### Prompt
Retype every entry word for word.

### Source material
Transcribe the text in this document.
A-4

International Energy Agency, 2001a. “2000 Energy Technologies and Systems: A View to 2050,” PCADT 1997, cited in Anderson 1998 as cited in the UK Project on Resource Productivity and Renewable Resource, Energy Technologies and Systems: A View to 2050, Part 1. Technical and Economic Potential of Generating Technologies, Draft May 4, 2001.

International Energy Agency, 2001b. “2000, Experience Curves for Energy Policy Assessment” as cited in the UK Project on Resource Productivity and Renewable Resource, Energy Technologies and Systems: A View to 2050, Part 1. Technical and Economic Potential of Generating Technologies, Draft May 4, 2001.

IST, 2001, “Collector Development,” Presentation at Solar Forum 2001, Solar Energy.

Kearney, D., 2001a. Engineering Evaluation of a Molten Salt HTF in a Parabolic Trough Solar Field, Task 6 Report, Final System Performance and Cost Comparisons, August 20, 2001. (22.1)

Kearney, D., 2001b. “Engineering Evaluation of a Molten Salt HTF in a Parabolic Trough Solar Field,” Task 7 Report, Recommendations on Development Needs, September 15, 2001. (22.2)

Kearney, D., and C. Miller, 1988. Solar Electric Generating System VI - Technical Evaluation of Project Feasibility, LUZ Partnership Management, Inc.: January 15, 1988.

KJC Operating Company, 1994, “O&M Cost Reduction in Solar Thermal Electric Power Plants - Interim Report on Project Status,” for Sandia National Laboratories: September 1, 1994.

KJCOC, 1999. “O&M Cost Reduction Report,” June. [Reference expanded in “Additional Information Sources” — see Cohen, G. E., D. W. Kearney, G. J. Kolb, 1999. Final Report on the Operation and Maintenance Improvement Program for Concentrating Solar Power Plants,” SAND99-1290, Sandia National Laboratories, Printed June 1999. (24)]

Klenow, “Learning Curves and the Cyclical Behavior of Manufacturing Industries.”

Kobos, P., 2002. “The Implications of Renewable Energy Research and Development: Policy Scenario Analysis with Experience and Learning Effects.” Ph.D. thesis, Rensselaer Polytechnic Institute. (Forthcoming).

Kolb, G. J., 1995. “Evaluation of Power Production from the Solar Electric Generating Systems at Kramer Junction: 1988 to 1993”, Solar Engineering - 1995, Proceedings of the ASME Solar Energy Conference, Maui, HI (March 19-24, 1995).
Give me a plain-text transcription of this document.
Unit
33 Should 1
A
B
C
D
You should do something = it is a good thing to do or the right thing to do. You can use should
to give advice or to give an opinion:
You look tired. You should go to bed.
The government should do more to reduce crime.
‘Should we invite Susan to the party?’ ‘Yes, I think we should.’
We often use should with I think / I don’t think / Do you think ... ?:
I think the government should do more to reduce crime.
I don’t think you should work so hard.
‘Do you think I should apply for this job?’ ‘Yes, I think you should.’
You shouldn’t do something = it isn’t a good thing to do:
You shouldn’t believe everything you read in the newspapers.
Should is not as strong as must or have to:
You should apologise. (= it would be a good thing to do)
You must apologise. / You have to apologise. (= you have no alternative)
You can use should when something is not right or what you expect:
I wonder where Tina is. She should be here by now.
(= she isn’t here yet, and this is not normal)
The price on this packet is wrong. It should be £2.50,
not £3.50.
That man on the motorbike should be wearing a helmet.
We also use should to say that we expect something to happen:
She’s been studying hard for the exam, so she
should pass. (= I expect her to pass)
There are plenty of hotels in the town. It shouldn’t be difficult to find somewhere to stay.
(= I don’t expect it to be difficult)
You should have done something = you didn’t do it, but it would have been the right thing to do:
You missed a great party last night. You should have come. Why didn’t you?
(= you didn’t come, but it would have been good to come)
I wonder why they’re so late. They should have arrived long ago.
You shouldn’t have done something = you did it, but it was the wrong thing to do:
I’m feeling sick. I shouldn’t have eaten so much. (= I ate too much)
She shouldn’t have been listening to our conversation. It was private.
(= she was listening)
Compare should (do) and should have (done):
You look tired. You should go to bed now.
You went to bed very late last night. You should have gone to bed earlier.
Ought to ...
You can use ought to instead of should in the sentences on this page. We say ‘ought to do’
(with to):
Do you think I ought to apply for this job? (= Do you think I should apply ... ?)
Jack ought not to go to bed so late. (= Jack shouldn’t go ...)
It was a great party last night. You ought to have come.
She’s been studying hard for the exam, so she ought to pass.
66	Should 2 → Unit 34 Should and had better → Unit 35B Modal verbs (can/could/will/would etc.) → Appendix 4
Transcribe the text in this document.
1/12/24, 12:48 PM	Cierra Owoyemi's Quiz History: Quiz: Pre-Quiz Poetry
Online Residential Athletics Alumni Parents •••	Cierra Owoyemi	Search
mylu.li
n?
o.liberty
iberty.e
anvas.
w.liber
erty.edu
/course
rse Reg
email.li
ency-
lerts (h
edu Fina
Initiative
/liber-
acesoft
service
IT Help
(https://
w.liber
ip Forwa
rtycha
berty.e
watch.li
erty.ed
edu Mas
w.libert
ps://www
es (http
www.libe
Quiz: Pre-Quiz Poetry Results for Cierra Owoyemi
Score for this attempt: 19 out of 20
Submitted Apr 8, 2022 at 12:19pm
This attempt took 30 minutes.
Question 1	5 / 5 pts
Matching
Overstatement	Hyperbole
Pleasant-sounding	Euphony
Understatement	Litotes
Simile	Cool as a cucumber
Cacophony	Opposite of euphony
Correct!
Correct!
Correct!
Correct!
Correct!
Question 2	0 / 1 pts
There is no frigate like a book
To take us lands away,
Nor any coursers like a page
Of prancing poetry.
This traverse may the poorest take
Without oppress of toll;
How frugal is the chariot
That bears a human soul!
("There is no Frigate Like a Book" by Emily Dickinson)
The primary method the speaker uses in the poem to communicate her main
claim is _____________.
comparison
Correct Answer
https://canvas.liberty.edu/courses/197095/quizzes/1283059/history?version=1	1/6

### Full output
Transcribe the text in this document.
A-4

International Energy Agency, 2001a. “2000 Energy Technologies and Systems: A View to 2050,” PCADT 1997, cited in Anderson 1998 as cited in the UK Project on Resource Productivity and Renewable Resource, Energy Technologies and Systems: A View to 2050, Part 1. Technical and Economic Potential of Generating Technologies, Draft May 4, 2001.

International Energy Agency, 2001b. “2000, Experience Curves for Energy Policy Assessment” as cited in the UK Project on Resource Productivity and Renewable Resource, Energy Technologies and Systems: A View to 2050, Part 1. Technical and Economic Potential of Generating Technologies, Draft May 4, 2001.

IST, 2001, “Collector Development,” Presentation at Solar Forum 2001, Solar Energy.

Kearney, D., 2001a. Engineering Evaluation of a Molten Salt HTF in a Parabolic Trough Solar Field, Task 6 Report, Final System Performance and Cost Comparisons, August 20, 2001. (22.1)

Kearney, D., 2001b. “Engineering Evaluation of a Molten Salt HTF in a Parabolic Trough Solar Field,” Task 7 Report, Recommendations on Development Needs, September 15, 2001. (22.2)

Kearney, D., and C. Miller, 1988. Solar Electric Generating System VI - Technical Evaluation of Project Feasibility, LUZ Partnership Management, Inc.: January 15, 1988.

KJC Operating Company, 1994, “O&M Cost Reduction in Solar Thermal Electric Power Plants - Interim Report on Project Status,” for Sandia National Laboratories: September 1, 1994.

KJCOC, 1999. “O&M Cost Reduction Report,” June. [Reference expanded in “Additional Information Sources” — see Cohen, G. E., D. W. Kearney, G. J. Kolb, 1999. Final Report on the Operation and Maintenance Improvement Program for Concentrating Solar Power Plants,” SAND99-1290, Sandia National Laboratories, Printed June 1999. (24)]

Klenow, “Learning Curves and the Cyclical Behavior of Manufacturing Industries.”

Kobos, P., 2002. “The Implications of Renewable Energy Research and Development: Policy Scenario Analysis with Experience and Learning Effects.” Ph.D. thesis, Rensselaer Polytechnic Institute. (Forthcoming).

Kolb, G. J., 1995. “Evaluation of Power Production from the Solar Electric Generating Systems at Kramer Junction: 1988 to 1993”, Solar Engineering - 1995, Proceedings of the ASME Solar Energy Conference, Maui, HI (March 19-24, 1995).
Give me a plain-text transcription of this document.
Unit
33 Should 1
A
B
C
D
You should do something = it is a good thing to do or the right thing to do. You can use should
to give advice or to give an opinion:
You look tired. You should go to bed.
The government should do more to reduce crime.
‘Should we invite Susan to the party?’ ‘Yes, I think we should.’
We often use should with I think / I don’t think / Do you think ... ?:
I think the government should do more to reduce crime.
I don’t think you should work so hard.
‘Do you think I should apply for this job?’ ‘Yes, I think you should.’
You shouldn’t do something = it isn’t a good thing to do:
You shouldn’t believe everything you read in the newspapers.
Should is not as strong as must or have to:
You should apologise. (= it would be a good thing to do)
You must apologise. / You have to apologise. (= you have no alternative)
You can use should when something is not right or what you expect:
I wonder where Tina is. She should be here by now.
(= she isn’t here yet, and this is not normal)
The price on this packet is wrong. It should be £2.50,
not £3.50.
That man on the motorbike should be wearing a helmet.
We also use should to say that we expect something to happen:
She’s been studying hard for the exam, so she
should pass. (= I expect her to pass)
There are plenty of hotels in the town. It shouldn’t be difficult to find somewhere to stay.
(= I don’t expect it to be difficult)
You should have done something = you didn’t do it, but it would have been the right thing to do:
You missed a great party last night. You should have come. Why didn’t you?
(= you didn’t come, but it would have been good to come)
I wonder why they’re so late. They should have arrived long ago.
You shouldn’t have done something = you did it, but it was the wrong thing to do:
I’m feeling sick. I shouldn’t have eaten so much. (= I ate too much)
She shouldn’t have been listening to our conversation. It was private.
(= she was listening)
Compare should (do) and should have (done):
You look tired. You should go to bed now.
You went to bed very late last night. You should have gone to bed earlier.
Ought to ...
You can use ought to instead of should in the sentences on this page. We say ‘ought to do’
(with to):
Do you think I ought to apply for this job? (= Do you think I should apply ... ?)
Jack ought not to go to bed so late. (= Jack shouldn’t go ...)
It was a great party last night. You ought to have come.
She’s been studying hard for the exam, so she ought to pass.
66	Should 2 → Unit 34 Should and had better → Unit 35B Modal verbs (can/could/will/would etc.) → Appendix 4
Transcribe the text in this document.
1/12/24, 12:48 PM	Cierra Owoyemi's Quiz History: Quiz: Pre-Quiz Poetry
Online Residential Athletics Alumni Parents •••	Cierra Owoyemi	Search
mylu.li
n?
o.liberty
iberty.e
anvas.
w.liber
erty.edu
/course
rse Reg
email.li
ency-
lerts (h
edu Fina
Initiative
/liber-
acesoft
service
IT Help
(https://
w.liber
ip Forwa
rtycha
berty.e
watch.li
erty.ed
edu Mas
w.libert
ps://www
es (http
www.libe
Quiz: Pre-Quiz Poetry Results for Cierra Owoyemi
Score for this attempt: 19 out of 20
Submitted Apr 8, 2022 at 12:19pm
This attempt took 30 minutes.
Question 1	5 / 5 pts
Matching
Overstatement	Hyperbole
Pleasant-sounding	Euphony
Understatement	Litotes
Simile	Cool as a cucumber
Cacophony	Opposite of euphony
Correct!
Correct!
Correct!
Correct!
Correct!
Question 2	0 / 1 pts
There is no frigate like a book
To take us lands away,
Nor any coursers like a page
Of prancing poetry.
This traverse may the poorest take
Without oppress of toll;
How frugal is the chariot
That bears a human soul!
("There is no Frigate Like a Book" by Emily Dickinson)
The primary method the speaker uses in the poem to communicate her main
claim is _____________.
comparison
Correct Answer
https://canvas.liberty.edu/courses/197095/quizzes/1283059/history?version=1	1/6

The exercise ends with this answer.